- **What the task requires**
In the entries below, identify every line with the string "value" and copy it.

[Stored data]
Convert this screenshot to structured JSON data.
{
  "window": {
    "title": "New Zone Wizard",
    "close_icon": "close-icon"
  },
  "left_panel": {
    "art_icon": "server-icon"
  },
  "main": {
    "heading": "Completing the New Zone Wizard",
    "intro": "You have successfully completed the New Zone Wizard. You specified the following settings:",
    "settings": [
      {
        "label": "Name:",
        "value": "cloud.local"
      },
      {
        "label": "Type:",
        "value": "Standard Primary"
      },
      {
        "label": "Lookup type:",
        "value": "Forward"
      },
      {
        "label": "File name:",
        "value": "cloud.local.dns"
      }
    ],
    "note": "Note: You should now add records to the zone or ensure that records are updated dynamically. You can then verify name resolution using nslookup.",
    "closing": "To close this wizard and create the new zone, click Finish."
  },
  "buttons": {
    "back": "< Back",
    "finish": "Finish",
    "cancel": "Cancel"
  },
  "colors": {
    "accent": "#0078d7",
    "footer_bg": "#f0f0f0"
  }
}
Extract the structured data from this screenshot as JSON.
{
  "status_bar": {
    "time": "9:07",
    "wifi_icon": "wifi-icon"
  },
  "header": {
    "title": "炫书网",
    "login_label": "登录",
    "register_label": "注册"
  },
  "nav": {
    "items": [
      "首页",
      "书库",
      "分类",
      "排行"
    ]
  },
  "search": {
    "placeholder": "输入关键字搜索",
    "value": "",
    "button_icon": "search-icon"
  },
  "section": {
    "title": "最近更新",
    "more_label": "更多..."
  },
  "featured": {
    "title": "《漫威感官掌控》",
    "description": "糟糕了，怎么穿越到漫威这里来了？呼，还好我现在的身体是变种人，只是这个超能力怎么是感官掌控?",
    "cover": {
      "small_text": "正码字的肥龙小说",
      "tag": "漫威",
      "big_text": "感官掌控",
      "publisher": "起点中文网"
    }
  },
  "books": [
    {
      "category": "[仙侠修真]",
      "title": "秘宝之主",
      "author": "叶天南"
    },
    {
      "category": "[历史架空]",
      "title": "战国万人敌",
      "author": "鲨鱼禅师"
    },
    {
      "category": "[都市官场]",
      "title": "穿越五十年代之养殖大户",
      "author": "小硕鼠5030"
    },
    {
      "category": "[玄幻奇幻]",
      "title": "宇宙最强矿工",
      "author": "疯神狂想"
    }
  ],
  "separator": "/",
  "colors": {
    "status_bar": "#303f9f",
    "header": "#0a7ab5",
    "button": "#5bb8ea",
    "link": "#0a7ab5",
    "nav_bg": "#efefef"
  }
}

- **Reply**
        "value": "cloud.local"
        "value": "Standard Primary"
        "value": "Forward"
        "value": "cloud.local.dns"
    "value": "",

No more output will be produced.